= Goal =
Pictures stay out; everything else in the records below is copied exactly.

= Entries provided =

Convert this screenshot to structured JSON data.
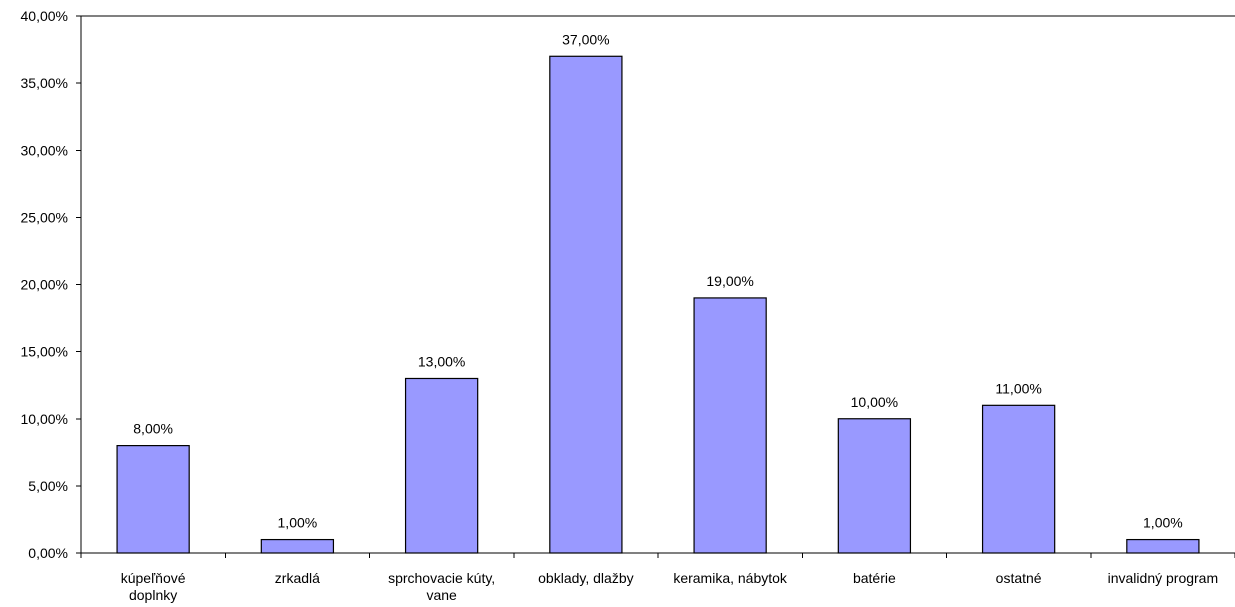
{
  "chart_data": {
    "type": "bar",
    "title": "",
    "xlabel": "",
    "ylabel": "",
    "categories": [
      "kúpeľňové doplnky",
      "zrkadlá",
      "sprchovacie kúty, vane",
      "obklady, dlažby",
      "keramika, nábytok",
      "batérie",
      "ostatné",
      "invalidný program"
    ],
    "category_lines": [
      [
        "kúpeľňové",
        "doplnky"
      ],
      [
        "zrkadlá"
      ],
      [
        "sprchovacie kúty,",
        "vane"
      ],
      [
        "obklady, dlažby"
      ],
      [
        "keramika, nábytok"
      ],
      [
        "batérie"
      ],
      [
        "ostatné"
      ],
      [
        "invalidný program"
      ]
    ],
    "values": [
      8,
      1,
      13,
      37,
      19,
      10,
      11,
      1
    ],
    "data_labels": [
      "8,00%",
      "1,00%",
      "13,00%",
      "37,00%",
      "19,00%",
      "10,00%",
      "11,00%",
      "1,00%"
    ],
    "ylim": [
      0,
      40
    ],
    "y_ticks": [
      0,
      5,
      10,
      15,
      20,
      25,
      30,
      35,
      40
    ],
    "y_tick_labels": [
      "0,00%",
      "5,00%",
      "10,00%",
      "15,00%",
      "20,00%",
      "25,00%",
      "30,00%",
      "35,00%",
      "40,00%"
    ],
    "grid": false,
    "legend": "none",
    "colors": {
      "bar_fill": "#9999ff",
      "bar_stroke": "#000000",
      "axis": "#000000"
    }
  }
}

= Result of this exercise =
Convert this screenshot to structured JSON data.
{
  "chart_data": {
    "type": "bar",
    "title": "",
    "xlabel": "",
    "ylabel": "",
    "categories": [
      "kúpeľňové doplnky",
      "zrkadlá",
      "sprchovacie kúty, vane",
      "obklady, dlažby",
      "keramika, nábytok",
      "batérie",
      "ostatné",
      "invalidný program"
    ],
    "category_lines": [
      [
        "kúpeľňové",
        "doplnky"
      ],
      [
        "zrkadlá"
      ],
      [
        "sprchovacie kúty,",
        "vane"
      ],
      [
        "obklady, dlažby"
      ],
      [
        "keramika, nábytok"
      ],
      [
        "batérie"
      ],
      [
        "ostatné"
      ],
      [
        "invalidný program"
      ]
    ],
    "values": [
      8,
      1,
      13,
      37,
      19,
      10,
      11,
      1
    ],
    "data_labels": [
      "8,00%",
      "1,00%",
      "13,00%",
      "37,00%",
      "19,00%",
      "10,00%",
      "11,00%",
      "1,00%"
    ],
    "ylim": [
      0,
      40
    ],
    "y_ticks": [
      0,
      5,
      10,
      15,
      20,
      25,
      30,
      35,
      40
    ],
    "y_tick_labels": [
      "0,00%",
      "5,00%",
      "10,00%",
      "15,00%",
      "20,00%",
      "25,00%",
      "30,00%",
      "35,00%",
      "40,00%"
    ],
    "grid": false,
    "legend": "none",
    "colors": {
      "bar_fill": "#9999ff",
      "bar_stroke": "#000000",
      "axis": "#000000"
    }
  }
}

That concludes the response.